Dataset items
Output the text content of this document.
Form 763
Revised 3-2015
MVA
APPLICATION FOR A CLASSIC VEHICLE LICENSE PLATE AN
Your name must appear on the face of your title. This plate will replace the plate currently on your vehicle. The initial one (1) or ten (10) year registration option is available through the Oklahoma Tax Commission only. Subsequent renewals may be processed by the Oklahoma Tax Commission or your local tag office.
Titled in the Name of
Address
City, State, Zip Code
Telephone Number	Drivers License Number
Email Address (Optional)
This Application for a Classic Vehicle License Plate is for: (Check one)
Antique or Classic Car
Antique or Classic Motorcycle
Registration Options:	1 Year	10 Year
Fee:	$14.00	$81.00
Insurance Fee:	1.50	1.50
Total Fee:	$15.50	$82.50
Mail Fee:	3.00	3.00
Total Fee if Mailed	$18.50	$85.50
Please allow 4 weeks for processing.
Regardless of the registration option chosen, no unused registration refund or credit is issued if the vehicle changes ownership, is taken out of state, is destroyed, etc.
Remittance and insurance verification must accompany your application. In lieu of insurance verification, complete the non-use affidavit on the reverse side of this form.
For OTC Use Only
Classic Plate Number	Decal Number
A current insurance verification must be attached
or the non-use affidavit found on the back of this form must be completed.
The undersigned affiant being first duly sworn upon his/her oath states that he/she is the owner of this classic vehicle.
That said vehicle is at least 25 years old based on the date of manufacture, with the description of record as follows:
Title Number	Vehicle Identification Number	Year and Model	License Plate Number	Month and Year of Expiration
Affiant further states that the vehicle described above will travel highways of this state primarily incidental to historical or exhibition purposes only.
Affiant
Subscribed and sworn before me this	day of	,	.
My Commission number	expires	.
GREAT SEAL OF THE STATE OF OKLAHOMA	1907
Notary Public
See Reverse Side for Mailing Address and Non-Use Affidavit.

==

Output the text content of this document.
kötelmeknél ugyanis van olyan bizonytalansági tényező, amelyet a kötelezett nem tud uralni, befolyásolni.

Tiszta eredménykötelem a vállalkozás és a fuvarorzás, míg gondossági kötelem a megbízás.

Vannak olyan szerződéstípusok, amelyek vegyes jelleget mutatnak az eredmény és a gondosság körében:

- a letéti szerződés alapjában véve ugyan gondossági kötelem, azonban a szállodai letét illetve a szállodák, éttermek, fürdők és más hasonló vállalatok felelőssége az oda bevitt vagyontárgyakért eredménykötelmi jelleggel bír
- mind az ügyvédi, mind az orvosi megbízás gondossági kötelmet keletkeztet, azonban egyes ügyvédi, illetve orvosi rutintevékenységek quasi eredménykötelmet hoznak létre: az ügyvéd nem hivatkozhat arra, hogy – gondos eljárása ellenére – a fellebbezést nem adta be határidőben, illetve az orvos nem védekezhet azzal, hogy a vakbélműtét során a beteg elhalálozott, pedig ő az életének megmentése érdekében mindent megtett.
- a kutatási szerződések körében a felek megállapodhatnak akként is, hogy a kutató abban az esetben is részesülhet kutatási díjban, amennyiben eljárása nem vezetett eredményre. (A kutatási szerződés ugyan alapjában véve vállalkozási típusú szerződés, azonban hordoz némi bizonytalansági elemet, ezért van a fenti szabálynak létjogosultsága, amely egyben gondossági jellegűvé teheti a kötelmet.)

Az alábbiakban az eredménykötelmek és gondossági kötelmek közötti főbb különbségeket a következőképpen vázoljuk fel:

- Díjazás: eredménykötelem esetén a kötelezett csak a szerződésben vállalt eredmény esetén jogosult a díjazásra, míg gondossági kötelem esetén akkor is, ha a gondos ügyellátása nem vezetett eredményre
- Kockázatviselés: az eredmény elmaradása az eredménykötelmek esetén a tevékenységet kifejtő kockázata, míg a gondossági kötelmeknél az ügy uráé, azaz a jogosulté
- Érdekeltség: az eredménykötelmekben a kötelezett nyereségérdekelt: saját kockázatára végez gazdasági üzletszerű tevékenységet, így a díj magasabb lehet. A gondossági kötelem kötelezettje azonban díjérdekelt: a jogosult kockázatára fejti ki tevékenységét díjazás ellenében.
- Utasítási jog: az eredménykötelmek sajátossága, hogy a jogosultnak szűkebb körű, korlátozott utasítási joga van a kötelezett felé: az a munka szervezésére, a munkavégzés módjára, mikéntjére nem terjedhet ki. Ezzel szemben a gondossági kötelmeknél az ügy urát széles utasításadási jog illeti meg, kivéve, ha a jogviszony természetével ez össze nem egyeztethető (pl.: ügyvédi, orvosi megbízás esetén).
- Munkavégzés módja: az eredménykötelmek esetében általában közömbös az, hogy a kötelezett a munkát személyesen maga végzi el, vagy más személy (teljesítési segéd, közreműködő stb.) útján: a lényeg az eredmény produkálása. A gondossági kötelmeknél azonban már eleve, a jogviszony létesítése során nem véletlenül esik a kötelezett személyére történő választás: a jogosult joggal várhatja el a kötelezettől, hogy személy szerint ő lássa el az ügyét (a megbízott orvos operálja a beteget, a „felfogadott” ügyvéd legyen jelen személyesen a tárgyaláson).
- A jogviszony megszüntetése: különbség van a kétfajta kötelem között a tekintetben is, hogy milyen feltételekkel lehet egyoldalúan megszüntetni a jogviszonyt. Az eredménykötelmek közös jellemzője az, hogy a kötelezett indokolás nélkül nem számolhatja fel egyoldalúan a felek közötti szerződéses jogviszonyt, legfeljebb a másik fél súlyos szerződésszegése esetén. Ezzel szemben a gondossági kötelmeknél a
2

_Work to be completed_.
Track down the lines that include the word "states" and copy them.

_Exercise response_.
The undersigned affiant being first duly sworn upon his/her oath states that he/she is the owner of this classic vehicle.
Affiant further states that the vehicle described above will travel highways of this state primarily incidental to historical or exhibition purposes only.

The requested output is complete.